• Task instructions: Can you give every line of the records below as a numbered list, skipping blank lines and leaving the pictures out?

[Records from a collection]

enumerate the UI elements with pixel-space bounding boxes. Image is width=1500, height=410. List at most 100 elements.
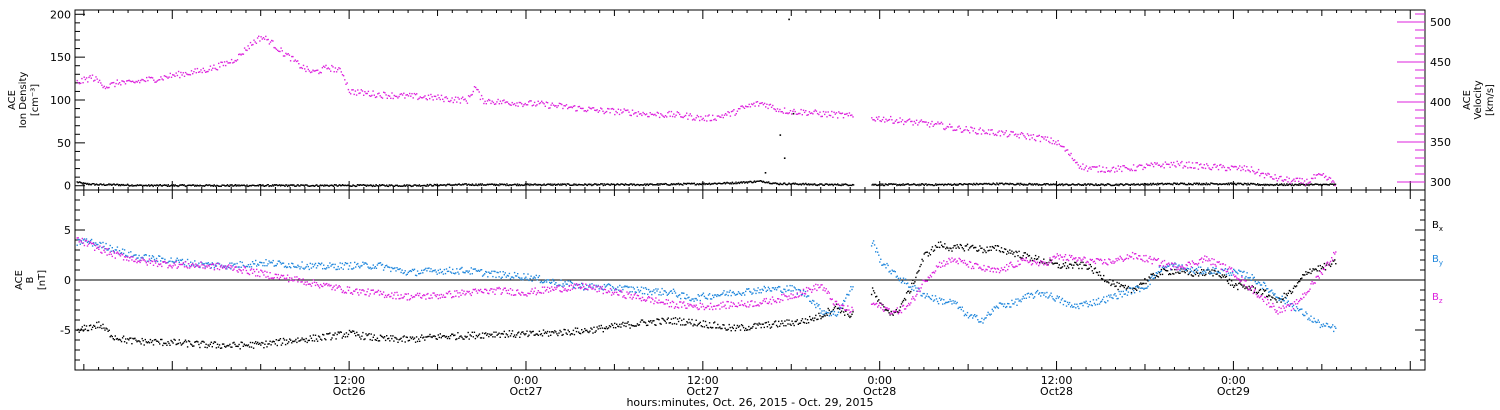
density-series-point [1228,183,1231,186]
by-series-point [940,299,942,301]
bx-series-point [1086,268,1088,270]
bx-series-point [1262,289,1265,291]
by-series-point [103,245,105,248]
velocity-series-point [180,71,182,74]
density-series-point [1225,183,1227,185]
density-series-point [484,184,486,186]
by-series-point [226,268,228,270]
bx-series-point [505,333,507,335]
velocity-series-point [497,98,499,101]
velocity-series-point [97,81,100,83]
density-series-point [131,184,133,186]
velocity-series-point [970,126,972,128]
density-series-point [1239,182,1241,184]
velocity-series-point [1083,168,1085,171]
velocity-series-point [159,79,161,81]
bx-series-point [245,344,248,346]
density-series-point [1048,184,1050,186]
density-series-point [528,183,530,185]
y-tick-label-velocity: 500 [1430,16,1451,29]
velocity-series-point [531,105,533,107]
bx-series-point [109,336,111,338]
density-series-point [1060,183,1063,185]
bx-series-point [1168,273,1170,276]
velocity-series-point [878,116,880,118]
by-series-point [582,284,584,286]
density-series-point [307,185,309,187]
bx-series-point [966,243,969,245]
density-series-point [1155,183,1157,185]
by-series-point [108,247,110,250]
density-series-point [443,184,445,186]
velocity-series-point [1273,178,1275,180]
density-series-point [662,183,665,185]
by-series-point [730,294,732,297]
by-series-point [273,265,275,267]
density-series-point [930,184,933,186]
by-series-point [578,283,581,286]
by-series-point [540,280,543,283]
velocity-series-point [404,97,406,99]
velocity-series-point [246,49,248,52]
velocity-series-point [895,119,898,121]
by-series-point [89,239,92,242]
bx-series-point [301,337,303,339]
density-series-point [941,183,943,185]
by-series-point [852,286,854,288]
bx-series-point [1194,273,1197,276]
bx-series-point [498,332,500,334]
velocity-series-point [681,116,683,118]
velocity-series-point [631,109,634,111]
by-series-point [114,249,116,251]
bx-series-point [539,333,542,336]
by-series-point [607,283,610,285]
velocity-series-point [1263,177,1266,179]
bx-series-point [1317,265,1319,267]
bx-series-point [547,335,550,337]
velocity-series-point [282,55,285,57]
bx-series-point [1088,267,1090,269]
density-series-point [275,184,277,186]
density-series-point [1254,183,1256,185]
velocity-series-point [543,103,545,105]
bx-series-point [996,245,999,247]
by-series-point [836,314,839,316]
bx-series-point [1024,252,1026,254]
bx-series-point [1197,275,1200,277]
bx-series-point [1308,272,1310,274]
velocity-series-point [984,132,986,135]
bx-series-point [740,324,743,326]
density-series-point [335,184,337,186]
velocity-series-point [1105,167,1108,169]
velocity-series-point [123,81,125,83]
density-series-point [573,183,575,185]
velocity-series-point [1169,166,1171,168]
by-series-point [402,272,404,275]
bx-series-point [912,279,914,281]
bx-series-point [1236,284,1238,286]
density-series-point [849,184,851,186]
density-series-point [1320,184,1323,187]
bx-series-point [1051,262,1053,264]
density-series-point [1330,183,1332,185]
density-series-point [447,183,449,185]
density-series-point [1013,184,1016,186]
bx-series-point [180,344,183,346]
bx-series-point [1270,299,1272,301]
velocity-series-point [371,94,373,97]
velocity-series-point [881,119,884,121]
velocity-series-point [319,71,321,73]
bx-series-point [968,247,971,249]
density-series-point [916,184,918,186]
bx-series-point [936,246,939,248]
density-series-point [695,184,697,186]
density-series-point [1234,183,1237,186]
bx-series-point [639,321,642,323]
velocity-series-point [998,130,1000,132]
density-series-point [1318,184,1320,186]
density-series-point [357,184,360,186]
density-series-point [1313,183,1315,186]
velocity-series-point [324,66,326,68]
density-series-point [141,185,144,188]
x-tick-label-date: Oct26 [333,385,366,398]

• Result:
1. enumerate the UI elements with pixel-space bounding boxes. Image is width=1500, height=410. List at most 100 elements.
2. density-series-point [1228,183,1231,186]
3. by-series-point [940,299,942,301]
4. bx-series-point [1086,268,1088,270]
5. bx-series-point [1262,289,1265,291]
6. by-series-point [103,245,105,248]
7. velocity-series-point [180,71,182,74]
8. density-series-point [1225,183,1227,185]
9. density-series-point [484,184,486,186]
10. by-series-point [226,268,228,270]
11. bx-series-point [505,333,507,335]
12. velocity-series-point [497,98,499,101]
13. velocity-series-point [97,81,100,83]
14. density-series-point [131,184,133,186]
15. velocity-series-point [970,126,972,128]
16. density-series-point [1239,182,1241,184]
17. velocity-series-point [1083,168,1085,171]
18. velocity-series-point [159,79,161,81]
19. bx-series-point [245,344,248,346]
20. density-series-point [1048,184,1050,186]
21. density-series-point [528,183,530,185]
22. y-tick-label-velocity: 500 [1430,16,1451,29]
23. velocity-series-point [531,105,533,107]
24. bx-series-point [109,336,111,338]
25. density-series-point [1060,183,1063,185]
26. bx-series-point [1168,273,1170,276]
27. velocity-series-point [878,116,880,118]
28. by-series-point [582,284,584,286]
29. density-series-point [307,185,309,187]
30. bx-series-point [966,243,969,245]
31. density-series-point [1155,183,1157,185]
32. by-series-point [108,247,110,250]
33. density-series-point [443,184,445,186]
34. velocity-series-point [1273,178,1275,180]
35. density-series-point [662,183,665,185]
36. by-series-point [730,294,732,297]
37. by-series-point [273,265,275,267]
38. density-series-point [930,184,933,186]
39. by-series-point [578,283,581,286]
40. by-series-point [540,280,543,283]
41. velocity-series-point [404,97,406,99]
42. velocity-series-point [246,49,248,52]
43. velocity-series-point [895,119,898,121]
44. by-series-point [89,239,92,242]
45. bx-series-point [301,337,303,339]
46. density-series-point [941,183,943,185]
47. by-series-point [852,286,854,288]
48. bx-series-point [1194,273,1197,276]
49. bx-series-point [498,332,500,334]
50. velocity-series-point [681,116,683,118]
51. velocity-series-point [631,109,634,111]
52. by-series-point [114,249,116,251]
53. bx-series-point [539,333,542,336]
54. by-series-point [607,283,610,285]
55. velocity-series-point [1263,177,1266,179]
56. bx-series-point [1317,265,1319,267]
57. bx-series-point [547,335,550,337]
58. velocity-series-point [282,55,285,57]
59. bx-series-point [1088,267,1090,269]
60. density-series-point [275,184,277,186]
61. density-series-point [1254,183,1256,185]
62. velocity-series-point [543,103,545,105]
63. bx-series-point [996,245,999,247]
64. by-series-point [836,314,839,316]
65. bx-series-point [1024,252,1026,254]
66. bx-series-point [1197,275,1200,277]
67. bx-series-point [1308,272,1310,274]
68. velocity-series-point [984,132,986,135]
69. bx-series-point [740,324,743,326]
70. density-series-point [335,184,337,186]
71. velocity-series-point [1105,167,1108,169]
72. velocity-series-point [123,81,125,83]
73. density-series-point [573,183,575,185]
74. velocity-series-point [1169,166,1171,168]
75. by-series-point [402,272,404,275]
76. bx-series-point [912,279,914,281]
77. bx-series-point [1236,284,1238,286]
78. density-series-point [849,184,851,186]
79. density-series-point [1320,184,1323,187]
80. bx-series-point [1051,262,1053,264]
81. density-series-point [1330,183,1332,185]
82. density-series-point [447,183,449,185]
83. density-series-point [1013,184,1016,186]
84. bx-series-point [180,344,183,346]
85. bx-series-point [1270,299,1272,301]
86. velocity-series-point [371,94,373,97]
87. velocity-series-point [881,119,884,121]
88. velocity-series-point [319,71,321,73]
89. bx-series-point [968,247,971,249]
90. density-series-point [916,184,918,186]
91. bx-series-point [936,246,939,248]
92. density-series-point [695,184,697,186]
93. density-series-point [1234,183,1237,186]
94. bx-series-point [639,321,642,323]
95. velocity-series-point [998,130,1000,132]
96. density-series-point [1318,184,1320,186]
97. density-series-point [357,184,360,186]
98. density-series-point [1313,183,1315,186]
99. velocity-series-point [324,66,326,68]
100. density-series-point [141,185,144,188]
101. x-tick-label-date: Oct26 [333,385,366,398]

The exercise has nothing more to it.